Print out each entry below exactly, please.
----- Data rows -----
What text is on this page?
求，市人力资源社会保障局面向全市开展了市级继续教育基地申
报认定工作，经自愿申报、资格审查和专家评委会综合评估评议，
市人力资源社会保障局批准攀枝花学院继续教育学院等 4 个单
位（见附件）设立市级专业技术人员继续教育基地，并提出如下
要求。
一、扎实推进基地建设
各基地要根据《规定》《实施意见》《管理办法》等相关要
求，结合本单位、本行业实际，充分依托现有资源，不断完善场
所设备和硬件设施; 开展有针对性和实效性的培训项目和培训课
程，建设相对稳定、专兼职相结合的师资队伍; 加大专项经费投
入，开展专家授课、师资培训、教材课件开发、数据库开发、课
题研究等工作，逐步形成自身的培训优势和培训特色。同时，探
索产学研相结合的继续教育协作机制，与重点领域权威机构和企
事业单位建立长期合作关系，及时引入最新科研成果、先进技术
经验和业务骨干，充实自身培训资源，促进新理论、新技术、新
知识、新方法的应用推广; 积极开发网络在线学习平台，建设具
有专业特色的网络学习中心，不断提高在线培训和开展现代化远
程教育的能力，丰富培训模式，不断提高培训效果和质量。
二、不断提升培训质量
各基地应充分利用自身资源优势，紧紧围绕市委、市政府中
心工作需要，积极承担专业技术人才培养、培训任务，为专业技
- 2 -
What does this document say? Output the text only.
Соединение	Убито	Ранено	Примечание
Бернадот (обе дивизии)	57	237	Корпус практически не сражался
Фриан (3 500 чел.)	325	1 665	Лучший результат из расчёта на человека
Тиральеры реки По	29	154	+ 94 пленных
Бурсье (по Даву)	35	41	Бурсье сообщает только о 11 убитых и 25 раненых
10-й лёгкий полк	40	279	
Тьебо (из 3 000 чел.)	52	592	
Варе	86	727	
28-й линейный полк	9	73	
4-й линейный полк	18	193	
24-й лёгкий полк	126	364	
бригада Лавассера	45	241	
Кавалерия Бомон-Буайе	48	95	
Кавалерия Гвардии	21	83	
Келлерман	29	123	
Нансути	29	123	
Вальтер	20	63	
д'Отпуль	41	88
-----
--- Result of this exercise ---
What text is on this page?
求，市人力资源社会保障局面向全市开展了市级继续教育基地申
报认定工作，经自愿申报、资格审查和专家评委会综合评估评议，
市人力资源社会保障局批准攀枝花学院继续教育学院等 4 个单
位（见附件）设立市级专业技术人员继续教育基地，并提出如下
要求。
一、扎实推进基地建设
各基地要根据《规定》《实施意见》《管理办法》等相关要
求，结合本单位、本行业实际，充分依托现有资源，不断完善场
所设备和硬件设施; 开展有针对性和实效性的培训项目和培训课
程，建设相对稳定、专兼职相结合的师资队伍; 加大专项经费投
入，开展专家授课、师资培训、教材课件开发、数据库开发、课
题研究等工作，逐步形成自身的培训优势和培训特色。同时，探
索产学研相结合的继续教育协作机制，与重点领域权威机构和企
事业单位建立长期合作关系，及时引入最新科研成果、先进技术
经验和业务骨干，充实自身培训资源，促进新理论、新技术、新
知识、新方法的应用推广; 积极开发网络在线学习平台，建设具
有专业特色的网络学习中心，不断提高在线培训和开展现代化远
程教育的能力，丰富培训模式，不断提高培训效果和质量。
二、不断提升培训质量
各基地应充分利用自身资源优势，紧紧围绕市委、市政府中
心工作需要，积极承担专业技术人才培养、培训任务，为专业技
- 2 -
What does this document say? Output the text only.
Соединение	Убито	Ранено	Примечание
Бернадот (обе дивизии)	57	237	Корпус практически не сражался
Фриан (3 500 чел.)	325	1 665	Лучший результат из расчёта на человека
Тиральеры реки По	29	154	+ 94 пленных
Бурсье (по Даву)	35	41	Бурсье сообщает только о 11 убитых и 25 раненых
10-й лёгкий полк	40	279	
Тьебо (из 3 000 чел.)	52	592	
Варе	86	727	
28-й линейный полк	9	73	
4-й линейный полк	18	193	
24-й лёгкий полк	126	364	
бригада Лавассера	45	241	
Кавалерия Бомон-Буайе	48	95	
Кавалерия Гвардии	21	83	
Келлерман	29	123	
Нансути	29	123	
Вальтер	20	63	
д'Отпуль	41	88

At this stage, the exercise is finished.